[begin Given information]
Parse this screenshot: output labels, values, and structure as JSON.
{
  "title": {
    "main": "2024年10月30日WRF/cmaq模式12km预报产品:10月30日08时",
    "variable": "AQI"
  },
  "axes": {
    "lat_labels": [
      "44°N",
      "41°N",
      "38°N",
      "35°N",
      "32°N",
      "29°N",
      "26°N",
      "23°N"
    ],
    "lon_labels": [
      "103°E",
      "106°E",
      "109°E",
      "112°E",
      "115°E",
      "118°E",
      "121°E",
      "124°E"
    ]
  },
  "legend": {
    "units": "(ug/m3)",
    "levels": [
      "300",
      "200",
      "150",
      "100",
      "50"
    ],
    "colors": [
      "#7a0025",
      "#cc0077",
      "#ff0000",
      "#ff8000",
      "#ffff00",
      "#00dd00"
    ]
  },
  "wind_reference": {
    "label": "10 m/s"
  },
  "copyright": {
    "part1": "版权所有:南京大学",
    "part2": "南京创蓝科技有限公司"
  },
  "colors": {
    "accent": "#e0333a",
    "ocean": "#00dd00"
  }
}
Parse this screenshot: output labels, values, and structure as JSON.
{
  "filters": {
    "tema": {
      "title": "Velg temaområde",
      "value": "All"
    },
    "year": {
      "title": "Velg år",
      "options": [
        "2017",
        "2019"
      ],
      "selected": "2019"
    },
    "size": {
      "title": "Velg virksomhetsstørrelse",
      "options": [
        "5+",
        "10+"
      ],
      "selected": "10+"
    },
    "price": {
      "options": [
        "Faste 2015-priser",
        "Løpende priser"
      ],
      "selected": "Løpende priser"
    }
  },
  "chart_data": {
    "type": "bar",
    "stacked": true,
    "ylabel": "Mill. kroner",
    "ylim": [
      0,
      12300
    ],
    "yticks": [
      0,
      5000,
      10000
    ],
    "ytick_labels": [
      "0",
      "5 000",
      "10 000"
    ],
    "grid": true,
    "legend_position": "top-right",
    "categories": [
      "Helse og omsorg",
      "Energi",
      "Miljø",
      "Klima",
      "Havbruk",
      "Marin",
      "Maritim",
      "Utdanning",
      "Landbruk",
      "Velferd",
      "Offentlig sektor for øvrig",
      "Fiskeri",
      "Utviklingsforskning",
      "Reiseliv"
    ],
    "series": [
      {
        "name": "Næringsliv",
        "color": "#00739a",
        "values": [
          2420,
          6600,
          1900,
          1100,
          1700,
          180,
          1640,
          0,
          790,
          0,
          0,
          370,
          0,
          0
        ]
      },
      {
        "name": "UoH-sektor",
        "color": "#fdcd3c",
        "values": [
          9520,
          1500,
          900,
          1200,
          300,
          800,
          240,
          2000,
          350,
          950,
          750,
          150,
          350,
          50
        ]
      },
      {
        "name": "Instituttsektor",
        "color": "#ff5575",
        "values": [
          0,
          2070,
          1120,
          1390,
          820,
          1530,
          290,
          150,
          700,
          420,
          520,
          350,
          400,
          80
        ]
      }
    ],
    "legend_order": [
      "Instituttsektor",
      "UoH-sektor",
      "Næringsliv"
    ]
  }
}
[end Given information]
- _Directions_:
Locate each line with the word "title" and copy it.

- _Response_:
  "title": {
      "title": "Velg temaområde",
      "title": "Velg år",
      "title": "Velg virksomhetsstørrelse",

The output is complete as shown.